Reproduce every record exactly as it appears, but not the pictures.

(Stored records)
'''

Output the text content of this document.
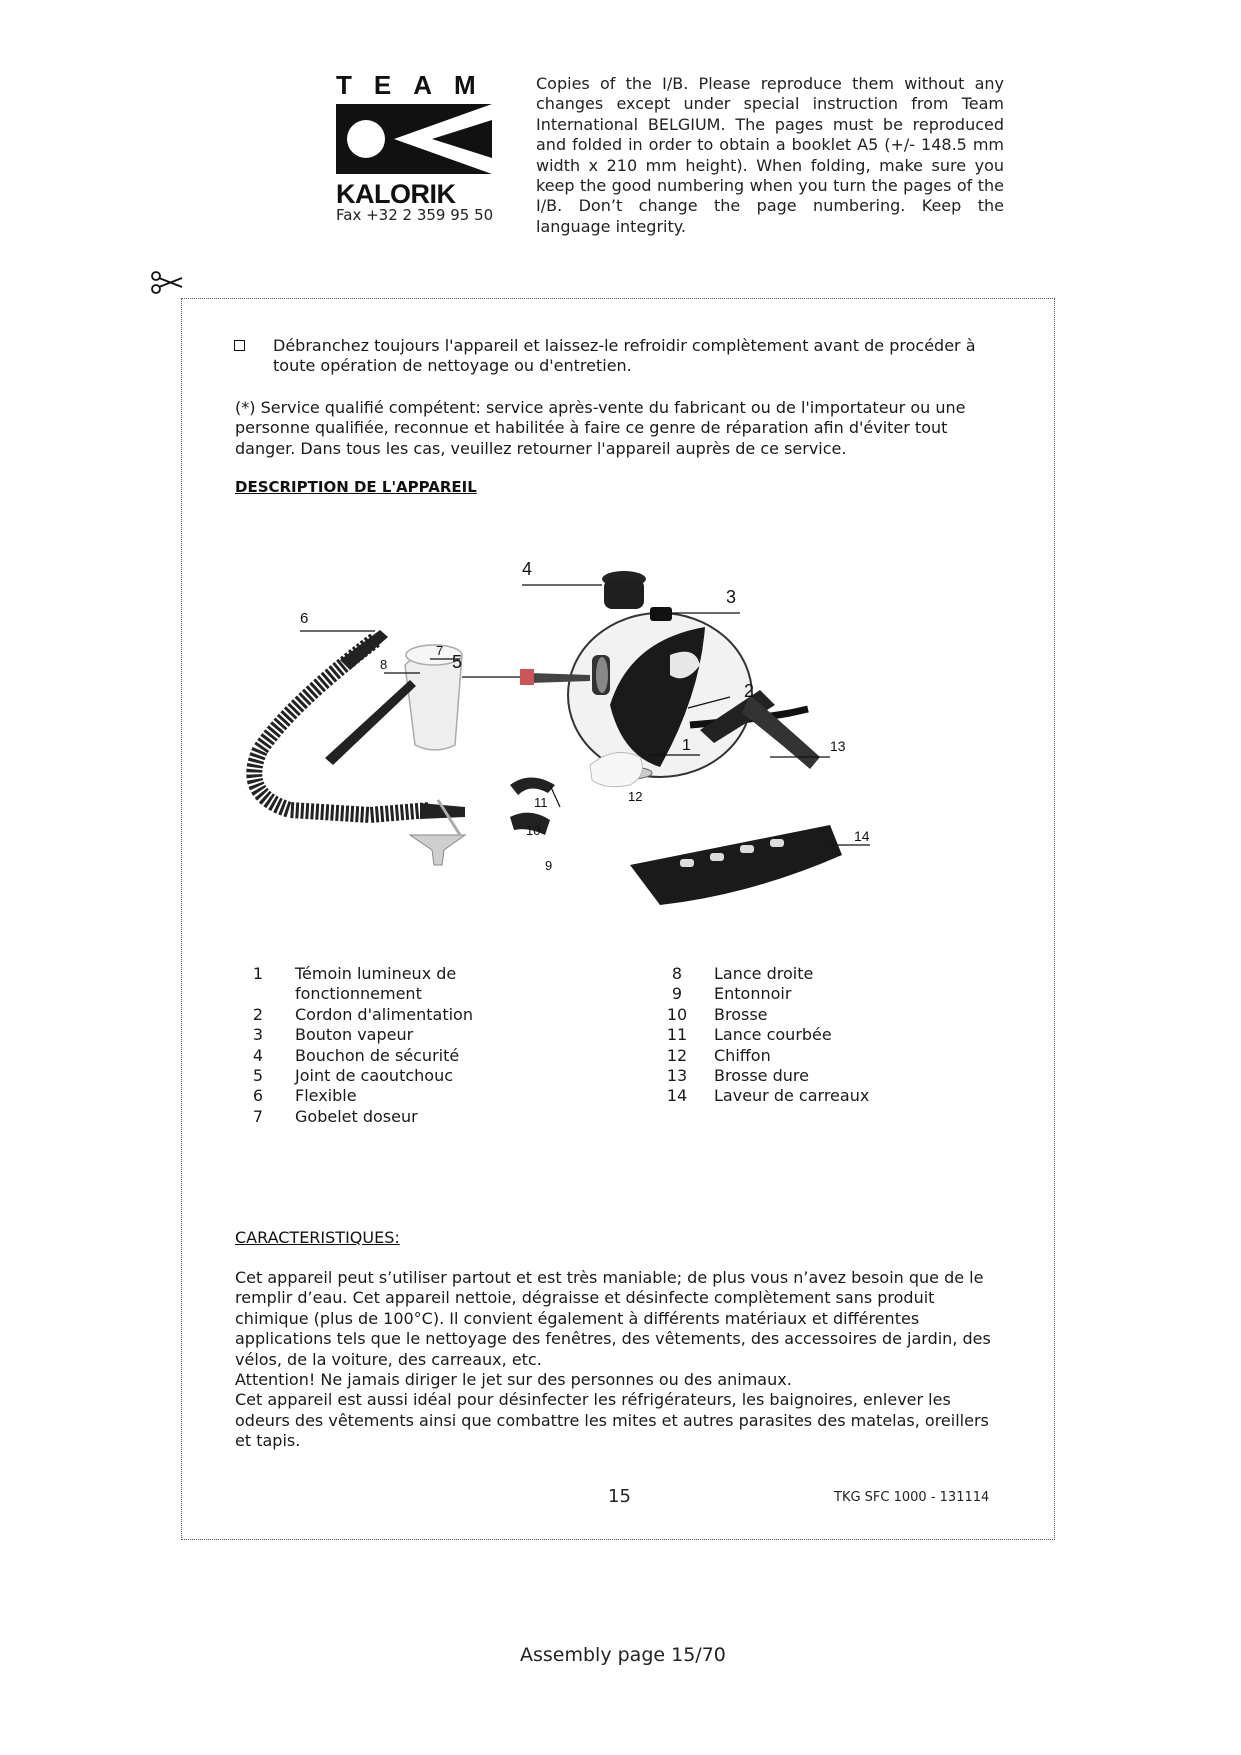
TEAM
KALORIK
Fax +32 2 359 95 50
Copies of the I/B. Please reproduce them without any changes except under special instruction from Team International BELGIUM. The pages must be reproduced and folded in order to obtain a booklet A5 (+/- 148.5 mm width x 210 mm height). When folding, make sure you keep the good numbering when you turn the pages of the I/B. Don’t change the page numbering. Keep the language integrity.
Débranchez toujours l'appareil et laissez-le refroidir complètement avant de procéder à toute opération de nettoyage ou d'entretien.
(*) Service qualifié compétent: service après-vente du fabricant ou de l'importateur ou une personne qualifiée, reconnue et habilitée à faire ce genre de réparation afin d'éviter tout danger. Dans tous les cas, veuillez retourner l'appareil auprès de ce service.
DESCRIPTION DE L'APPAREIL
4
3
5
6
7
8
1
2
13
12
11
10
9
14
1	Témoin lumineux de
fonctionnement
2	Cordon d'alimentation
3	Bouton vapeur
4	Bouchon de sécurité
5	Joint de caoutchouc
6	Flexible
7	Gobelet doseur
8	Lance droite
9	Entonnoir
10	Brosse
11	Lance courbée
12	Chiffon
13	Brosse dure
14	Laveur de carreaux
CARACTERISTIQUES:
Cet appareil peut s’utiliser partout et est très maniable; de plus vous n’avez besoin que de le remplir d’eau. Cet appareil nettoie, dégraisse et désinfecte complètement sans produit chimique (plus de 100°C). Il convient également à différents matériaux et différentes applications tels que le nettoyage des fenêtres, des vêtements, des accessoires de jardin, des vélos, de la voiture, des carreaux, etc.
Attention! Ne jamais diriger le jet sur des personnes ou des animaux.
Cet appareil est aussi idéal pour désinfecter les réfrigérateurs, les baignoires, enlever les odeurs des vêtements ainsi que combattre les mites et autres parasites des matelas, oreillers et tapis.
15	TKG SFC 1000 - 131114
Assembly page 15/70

'''

■ EXERCISE ANSWER ■
Output the text content of this document.
TEAM
KALORIK
Fax +32 2 359 95 50
Copies of the I/B. Please reproduce them without any changes except under special instruction from Team International BELGIUM. The pages must be reproduced and folded in order to obtain a booklet A5 (+/- 148.5 mm width x 210 mm height). When folding, make sure you keep the good numbering when you turn the pages of the I/B. Don’t change the page numbering. Keep the language integrity.
Débranchez toujours l'appareil et laissez-le refroidir complètement avant de procéder à toute opération de nettoyage ou d'entretien.
(*) Service qualifié compétent: service après-vente du fabricant ou de l'importateur ou une personne qualifiée, reconnue et habilitée à faire ce genre de réparation afin d'éviter tout danger. Dans tous les cas, veuillez retourner l'appareil auprès de ce service.
DESCRIPTION DE L'APPAREIL
4
3
5
6
7
8
1
2
13
12
11
10
9
14
1	Témoin lumineux de
fonctionnement
2	Cordon d'alimentation
3	Bouton vapeur
4	Bouchon de sécurité
5	Joint de caoutchouc
6	Flexible
7	Gobelet doseur
8	Lance droite
9	Entonnoir
10	Brosse
11	Lance courbée
12	Chiffon
13	Brosse dure
14	Laveur de carreaux
CARACTERISTIQUES:
Cet appareil peut s’utiliser partout et est très maniable; de plus vous n’avez besoin que de le remplir d’eau. Cet appareil nettoie, dégraisse et désinfecte complètement sans produit chimique (plus de 100°C). Il convient également à différents matériaux et différentes applications tels que le nettoyage des fenêtres, des vêtements, des accessoires de jardin, des vélos, de la voiture, des carreaux, etc.
Attention! Ne jamais diriger le jet sur des personnes ou des animaux.
Cet appareil est aussi idéal pour désinfecter les réfrigérateurs, les baignoires, enlever les odeurs des vêtements ainsi que combattre les mites et autres parasites des matelas, oreillers et tapis.
15	TKG SFC 1000 - 131114
Assembly page 15/70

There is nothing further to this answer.